Pull each line holding the word "JSON" from the data.

--- Begin EXERCISE INPUTS ---

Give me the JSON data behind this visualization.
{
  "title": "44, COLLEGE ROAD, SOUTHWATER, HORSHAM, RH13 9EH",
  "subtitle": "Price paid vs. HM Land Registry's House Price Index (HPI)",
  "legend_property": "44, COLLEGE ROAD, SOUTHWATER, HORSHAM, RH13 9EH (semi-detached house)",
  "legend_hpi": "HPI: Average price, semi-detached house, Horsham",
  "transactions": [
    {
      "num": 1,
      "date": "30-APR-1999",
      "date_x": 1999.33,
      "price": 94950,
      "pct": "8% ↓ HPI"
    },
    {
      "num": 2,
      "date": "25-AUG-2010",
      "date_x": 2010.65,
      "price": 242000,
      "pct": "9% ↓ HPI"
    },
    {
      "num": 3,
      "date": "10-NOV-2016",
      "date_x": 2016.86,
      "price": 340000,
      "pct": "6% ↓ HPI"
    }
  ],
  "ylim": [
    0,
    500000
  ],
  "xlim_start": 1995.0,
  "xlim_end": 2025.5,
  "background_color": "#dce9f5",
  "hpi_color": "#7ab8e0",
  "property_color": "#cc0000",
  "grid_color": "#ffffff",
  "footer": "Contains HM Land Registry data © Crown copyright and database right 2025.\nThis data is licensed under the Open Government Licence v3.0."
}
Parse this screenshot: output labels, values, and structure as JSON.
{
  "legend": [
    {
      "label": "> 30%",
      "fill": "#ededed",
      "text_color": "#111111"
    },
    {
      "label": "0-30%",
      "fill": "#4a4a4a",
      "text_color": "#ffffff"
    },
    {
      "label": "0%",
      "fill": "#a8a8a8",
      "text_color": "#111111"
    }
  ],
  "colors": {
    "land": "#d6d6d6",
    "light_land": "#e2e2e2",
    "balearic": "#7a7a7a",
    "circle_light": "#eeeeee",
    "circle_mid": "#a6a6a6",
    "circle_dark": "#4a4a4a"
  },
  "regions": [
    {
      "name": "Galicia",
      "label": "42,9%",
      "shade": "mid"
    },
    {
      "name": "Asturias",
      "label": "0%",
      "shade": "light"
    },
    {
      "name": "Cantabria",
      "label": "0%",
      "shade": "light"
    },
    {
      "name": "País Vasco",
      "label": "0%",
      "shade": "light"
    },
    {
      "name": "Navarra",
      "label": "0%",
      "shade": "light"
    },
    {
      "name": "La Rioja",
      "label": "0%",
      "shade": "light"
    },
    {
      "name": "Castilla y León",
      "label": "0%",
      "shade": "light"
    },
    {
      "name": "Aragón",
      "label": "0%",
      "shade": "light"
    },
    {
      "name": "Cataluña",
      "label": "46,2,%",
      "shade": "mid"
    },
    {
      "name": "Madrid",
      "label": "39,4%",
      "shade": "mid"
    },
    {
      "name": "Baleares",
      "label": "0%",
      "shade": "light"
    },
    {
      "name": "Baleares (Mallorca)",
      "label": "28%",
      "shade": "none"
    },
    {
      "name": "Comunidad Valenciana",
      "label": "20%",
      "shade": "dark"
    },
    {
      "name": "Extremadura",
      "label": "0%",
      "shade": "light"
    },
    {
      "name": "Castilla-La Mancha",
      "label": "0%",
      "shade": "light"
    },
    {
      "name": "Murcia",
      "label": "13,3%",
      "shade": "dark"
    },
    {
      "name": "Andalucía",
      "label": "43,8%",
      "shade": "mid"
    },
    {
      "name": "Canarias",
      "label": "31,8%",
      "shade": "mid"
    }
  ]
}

--- End EXERCISE INPUTS ---

**SOLUTION**
Give me the JSON data behind this visualization.
Parse this screenshot: output labels, values, and structure as JSON.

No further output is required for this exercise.